Extracts from a graphics dataset
┄┄┄┄┄┄┄┄┄┄
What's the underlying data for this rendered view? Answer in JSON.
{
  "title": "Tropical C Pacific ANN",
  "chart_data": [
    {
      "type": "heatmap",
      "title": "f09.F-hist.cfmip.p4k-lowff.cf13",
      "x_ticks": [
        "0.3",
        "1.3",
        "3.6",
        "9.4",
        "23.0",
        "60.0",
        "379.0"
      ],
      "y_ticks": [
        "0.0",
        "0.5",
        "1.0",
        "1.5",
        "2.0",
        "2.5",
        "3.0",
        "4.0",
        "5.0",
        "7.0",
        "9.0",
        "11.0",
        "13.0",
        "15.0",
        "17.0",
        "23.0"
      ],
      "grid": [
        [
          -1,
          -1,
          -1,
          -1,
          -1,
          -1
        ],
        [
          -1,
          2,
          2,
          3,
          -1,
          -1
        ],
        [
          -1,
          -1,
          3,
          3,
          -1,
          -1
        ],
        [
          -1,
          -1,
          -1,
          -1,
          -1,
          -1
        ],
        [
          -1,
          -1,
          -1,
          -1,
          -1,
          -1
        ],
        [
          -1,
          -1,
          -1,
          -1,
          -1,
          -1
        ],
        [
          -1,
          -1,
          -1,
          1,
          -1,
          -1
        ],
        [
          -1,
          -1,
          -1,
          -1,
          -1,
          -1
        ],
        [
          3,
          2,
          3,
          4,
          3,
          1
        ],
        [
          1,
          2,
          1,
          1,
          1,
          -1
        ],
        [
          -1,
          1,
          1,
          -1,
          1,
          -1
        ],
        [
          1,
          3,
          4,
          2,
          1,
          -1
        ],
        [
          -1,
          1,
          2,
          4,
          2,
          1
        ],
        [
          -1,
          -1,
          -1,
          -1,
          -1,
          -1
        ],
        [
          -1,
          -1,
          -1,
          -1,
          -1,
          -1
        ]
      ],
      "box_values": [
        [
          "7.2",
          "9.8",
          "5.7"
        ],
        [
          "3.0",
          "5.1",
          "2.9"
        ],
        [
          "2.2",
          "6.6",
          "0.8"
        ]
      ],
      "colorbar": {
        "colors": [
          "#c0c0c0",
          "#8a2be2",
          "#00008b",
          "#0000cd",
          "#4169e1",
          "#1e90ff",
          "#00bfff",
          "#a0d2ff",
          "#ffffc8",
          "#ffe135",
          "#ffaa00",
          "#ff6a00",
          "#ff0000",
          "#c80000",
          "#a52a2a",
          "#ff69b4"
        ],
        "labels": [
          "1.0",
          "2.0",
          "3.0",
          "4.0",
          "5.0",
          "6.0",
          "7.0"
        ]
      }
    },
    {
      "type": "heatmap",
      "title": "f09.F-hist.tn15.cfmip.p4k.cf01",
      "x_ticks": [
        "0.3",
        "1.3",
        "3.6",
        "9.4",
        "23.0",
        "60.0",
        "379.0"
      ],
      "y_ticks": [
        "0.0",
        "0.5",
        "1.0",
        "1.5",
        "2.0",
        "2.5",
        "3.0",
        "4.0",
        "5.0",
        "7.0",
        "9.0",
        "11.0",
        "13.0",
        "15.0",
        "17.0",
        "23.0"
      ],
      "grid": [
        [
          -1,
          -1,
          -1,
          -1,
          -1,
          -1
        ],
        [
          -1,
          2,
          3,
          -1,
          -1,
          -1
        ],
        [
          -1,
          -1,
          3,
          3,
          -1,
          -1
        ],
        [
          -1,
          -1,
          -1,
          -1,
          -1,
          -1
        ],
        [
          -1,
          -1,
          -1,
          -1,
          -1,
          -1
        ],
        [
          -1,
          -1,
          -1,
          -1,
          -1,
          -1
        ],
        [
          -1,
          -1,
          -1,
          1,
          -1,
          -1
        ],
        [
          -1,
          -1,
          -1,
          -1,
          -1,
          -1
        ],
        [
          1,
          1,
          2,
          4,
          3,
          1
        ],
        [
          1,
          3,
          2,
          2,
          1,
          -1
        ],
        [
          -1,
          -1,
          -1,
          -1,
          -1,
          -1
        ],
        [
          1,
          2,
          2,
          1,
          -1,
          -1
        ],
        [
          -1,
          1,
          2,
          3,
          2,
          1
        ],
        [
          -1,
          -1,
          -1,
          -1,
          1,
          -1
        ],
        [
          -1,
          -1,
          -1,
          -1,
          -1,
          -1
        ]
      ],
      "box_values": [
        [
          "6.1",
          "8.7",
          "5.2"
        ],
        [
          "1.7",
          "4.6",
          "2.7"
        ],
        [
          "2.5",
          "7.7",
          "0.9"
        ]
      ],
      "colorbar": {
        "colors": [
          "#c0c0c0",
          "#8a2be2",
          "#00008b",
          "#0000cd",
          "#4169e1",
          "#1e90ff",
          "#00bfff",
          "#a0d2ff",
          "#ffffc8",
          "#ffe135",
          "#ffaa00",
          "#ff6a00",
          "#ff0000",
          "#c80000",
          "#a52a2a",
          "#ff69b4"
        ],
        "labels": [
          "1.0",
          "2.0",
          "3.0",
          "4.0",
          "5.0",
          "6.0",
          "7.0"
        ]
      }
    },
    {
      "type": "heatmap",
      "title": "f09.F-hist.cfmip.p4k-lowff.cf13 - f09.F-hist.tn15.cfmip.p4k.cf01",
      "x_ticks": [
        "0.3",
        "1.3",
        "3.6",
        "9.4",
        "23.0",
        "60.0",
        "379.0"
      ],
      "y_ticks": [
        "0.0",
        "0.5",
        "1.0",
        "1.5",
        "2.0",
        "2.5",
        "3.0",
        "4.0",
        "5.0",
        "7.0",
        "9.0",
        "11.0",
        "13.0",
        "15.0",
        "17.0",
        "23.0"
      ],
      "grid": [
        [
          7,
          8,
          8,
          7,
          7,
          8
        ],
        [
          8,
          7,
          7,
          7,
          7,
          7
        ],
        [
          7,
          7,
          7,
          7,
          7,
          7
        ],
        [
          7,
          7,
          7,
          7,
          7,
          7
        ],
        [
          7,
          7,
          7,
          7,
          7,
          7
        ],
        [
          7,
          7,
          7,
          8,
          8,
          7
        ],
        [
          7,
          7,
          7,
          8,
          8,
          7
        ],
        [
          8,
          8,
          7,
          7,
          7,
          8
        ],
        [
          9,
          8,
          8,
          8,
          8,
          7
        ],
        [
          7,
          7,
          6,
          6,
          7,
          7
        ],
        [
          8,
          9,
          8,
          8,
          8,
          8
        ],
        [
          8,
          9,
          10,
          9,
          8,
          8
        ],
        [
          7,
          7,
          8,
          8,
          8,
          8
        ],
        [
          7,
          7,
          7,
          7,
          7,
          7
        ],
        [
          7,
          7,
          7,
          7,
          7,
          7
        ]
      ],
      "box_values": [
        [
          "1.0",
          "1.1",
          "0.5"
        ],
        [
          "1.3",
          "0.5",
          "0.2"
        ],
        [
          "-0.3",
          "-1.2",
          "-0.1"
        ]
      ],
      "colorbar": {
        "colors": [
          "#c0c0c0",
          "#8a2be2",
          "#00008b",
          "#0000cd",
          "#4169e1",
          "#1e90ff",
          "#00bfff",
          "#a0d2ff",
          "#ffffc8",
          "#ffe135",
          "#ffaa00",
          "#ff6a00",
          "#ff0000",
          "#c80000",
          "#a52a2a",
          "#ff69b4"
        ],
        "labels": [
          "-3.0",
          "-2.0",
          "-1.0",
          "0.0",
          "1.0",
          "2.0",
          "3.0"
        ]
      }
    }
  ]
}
┄┄┄┄┄┄┄┄┄┄
- Exercise -
Extract all of the data above and output it character for character.

- Written reply -
What's the underlying data for this rendered view? Answer in JSON.
{
  "title": "Tropical C Pacific ANN",
  "chart_data": [
    {
      "type": "heatmap",
      "title": "f09.F-hist.cfmip.p4k-lowff.cf13",
      "x_ticks": [
        "0.3",
        "1.3",
        "3.6",
        "9.4",
        "23.0",
        "60.0",
        "379.0"
      ],
      "y_ticks": [
        "0.0",
        "0.5",
        "1.0",
        "1.5",
        "2.0",
        "2.5",
        "3.0",
        "4.0",
        "5.0",
        "7.0",
        "9.0",
        "11.0",
        "13.0",
        "15.0",
        "17.0",
        "23.0"
      ],
      "grid": [
        [
          -1,
          -1,
          -1,
          -1,
          -1,
          -1
        ],
        [
          -1,
          2,
          2,
          3,
          -1,
          -1
        ],
        [
          -1,
          -1,
          3,
          3,
          -1,
          -1
        ],
        [
          -1,
          -1,
          -1,
          -1,
          -1,
          -1
        ],
        [
          -1,
          -1,
          -1,
          -1,
          -1,
          -1
        ],
        [
          -1,
          -1,
          -1,
          -1,
          -1,
          -1
        ],
        [
          -1,
          -1,
          -1,
          1,
          -1,
          -1
        ],
        [
          -1,
          -1,
          -1,
          -1,
          -1,
          -1
        ],
        [
          3,
          2,
          3,
          4,
          3,
          1
        ],
        [
          1,
          2,
          1,
          1,
          1,
          -1
        ],
        [
          -1,
          1,
          1,
          -1,
          1,
          -1
        ],
        [
          1,
          3,
          4,
          2,
          1,
          -1
        ],
        [
          -1,
          1,
          2,
          4,
          2,
          1
        ],
        [
          -1,
          -1,
          -1,
          -1,
          -1,
          -1
        ],
        [
          -1,
          -1,
          -1,
          -1,
          -1,
          -1
        ]
      ],
      "box_values": [
        [
          "7.2",
          "9.8",
          "5.7"
        ],
        [
          "3.0",
          "5.1",
          "2.9"
        ],
        [
          "2.2",
          "6.6",
          "0.8"
        ]
      ],
      "colorbar": {
        "colors": [
          "#c0c0c0",
          "#8a2be2",
          "#00008b",
          "#0000cd",
          "#4169e1",
          "#1e90ff",
          "#00bfff",
          "#a0d2ff",
          "#ffffc8",
          "#ffe135",
          "#ffaa00",
          "#ff6a00",
          "#ff0000",
          "#c80000",
          "#a52a2a",
          "#ff69b4"
        ],
        "labels": [
          "1.0",
          "2.0",
          "3.0",
          "4.0",
          "5.0",
          "6.0",
          "7.0"
        ]
      }
    },
    {
      "type": "heatmap",
      "title": "f09.F-hist.tn15.cfmip.p4k.cf01",
      "x_ticks": [
        "0.3",
        "1.3",
        "3.6",
        "9.4",
        "23.0",
        "60.0",
        "379.0"
      ],
      "y_ticks": [
        "0.0",
        "0.5",
        "1.0",
        "1.5",
        "2.0",
        "2.5",
        "3.0",
        "4.0",
        "5.0",
        "7.0",
        "9.0",
        "11.0",
        "13.0",
        "15.0",
        "17.0",
        "23.0"
      ],
      "grid": [
        [
          -1,
          -1,
          -1,
          -1,
          -1,
          -1
        ],
        [
          -1,
          2,
          3,
          -1,
          -1,
          -1
        ],
        [
          -1,
          -1,
          3,
          3,
          -1,
          -1
        ],
        [
          -1,
          -1,
          -1,
          -1,
          -1,
          -1
        ],
        [
          -1,
          -1,
          -1,
          -1,
          -1,
          -1
        ],
        [
          -1,
          -1,
          -1,
          -1,
          -1,
          -1
        ],
        [
          -1,
          -1,
          -1,
          1,
          -1,
          -1
        ],
        [
          -1,
          -1,
          -1,
          -1,
          -1,
          -1
        ],
        [
          1,
          1,
          2,
          4,
          3,
          1
        ],
        [
          1,
          3,
          2,
          2,
          1,
          -1
        ],
        [
          -1,
          -1,
          -1,
          -1,
          -1,
          -1
        ],
        [
          1,
          2,
          2,
          1,
          -1,
          -1
        ],
        [
          -1,
          1,
          2,
          3,
          2,
          1
        ],
        [
          -1,
          -1,
          -1,
          -1,
          1,
          -1
        ],
        [
          -1,
          -1,
          -1,
          -1,
          -1,
          -1
        ]
      ],
      "box_values": [
        [
          "6.1",
          "8.7",
          "5.2"
        ],
        [
          "1.7",
          "4.6",
          "2.7"
        ],
        [
          "2.5",
          "7.7",
          "0.9"
        ]
      ],
      "colorbar": {
        "colors": [
          "#c0c0c0",
          "#8a2be2",
          "#00008b",
          "#0000cd",
          "#4169e1",
          "#1e90ff",
          "#00bfff",
          "#a0d2ff",
          "#ffffc8",
          "#ffe135",
          "#ffaa00",
          "#ff6a00",
          "#ff0000",
          "#c80000",
          "#a52a2a",
          "#ff69b4"
        ],
        "labels": [
          "1.0",
          "2.0",
          "3.0",
          "4.0",
          "5.0",
          "6.0",
          "7.0"
        ]
      }
    },
    {
      "type": "heatmap",
      "title": "f09.F-hist.cfmip.p4k-lowff.cf13 - f09.F-hist.tn15.cfmip.p4k.cf01",
      "x_ticks": [
        "0.3",
        "1.3",
        "3.6",
        "9.4",
        "23.0",
        "60.0",
        "379.0"
      ],
      "y_ticks": [
        "0.0",
        "0.5",
        "1.0",
        "1.5",
        "2.0",
        "2.5",
        "3.0",
        "4.0",
        "5.0",
        "7.0",
        "9.0",
        "11.0",
        "13.0",
        "15.0",
        "17.0",
        "23.0"
      ],
      "grid": [
        [
          7,
          8,
          8,
          7,
          7,
          8
        ],
        [
          8,
          7,
          7,
          7,
          7,
          7
        ],
        [
          7,
          7,
          7,
          7,
          7,
          7
        ],
        [
          7,
          7,
          7,
          7,
          7,
          7
        ],
        [
          7,
          7,
          7,
          7,
          7,
          7
        ],
        [
          7,
          7,
          7,
          8,
          8,
          7
        ],
        [
          7,
          7,
          7,
          8,
          8,
          7
        ],
        [
          8,
          8,
          7,
          7,
          7,
          8
        ],
        [
          9,
          8,
          8,
          8,
          8,
          7
        ],
        [
          7,
          7,
          6,
          6,
          7,
          7
        ],
        [
          8,
          9,
          8,
          8,
          8,
          8
        ],
        [
          8,
          9,
          10,
          9,
          8,
          8
        ],
        [
          7,
          7,
          8,
          8,
          8,
          8
        ],
        [
          7,
          7,
          7,
          7,
          7,
          7
        ],
        [
          7,
          7,
          7,
          7,
          7,
          7
        ]
      ],
      "box_values": [
        [
          "1.0",
          "1.1",
          "0.5"
        ],
        [
          "1.3",
          "0.5",
          "0.2"
        ],
        [
          "-0.3",
          "-1.2",
          "-0.1"
        ]
      ],
      "colorbar": {
        "colors": [
          "#c0c0c0",
          "#8a2be2",
          "#00008b",
          "#0000cd",
          "#4169e1",
          "#1e90ff",
          "#00bfff",
          "#a0d2ff",
          "#ffffc8",
          "#ffe135",
          "#ffaa00",
          "#ff6a00",
          "#ff0000",
          "#c80000",
          "#a52a2a",
          "#ff69b4"
        ],
        "labels": [
          "-3.0",
          "-2.0",
          "-1.0",
          "0.0",
          "1.0",
          "2.0",
          "3.0"
        ]
      }
    }
  ]
}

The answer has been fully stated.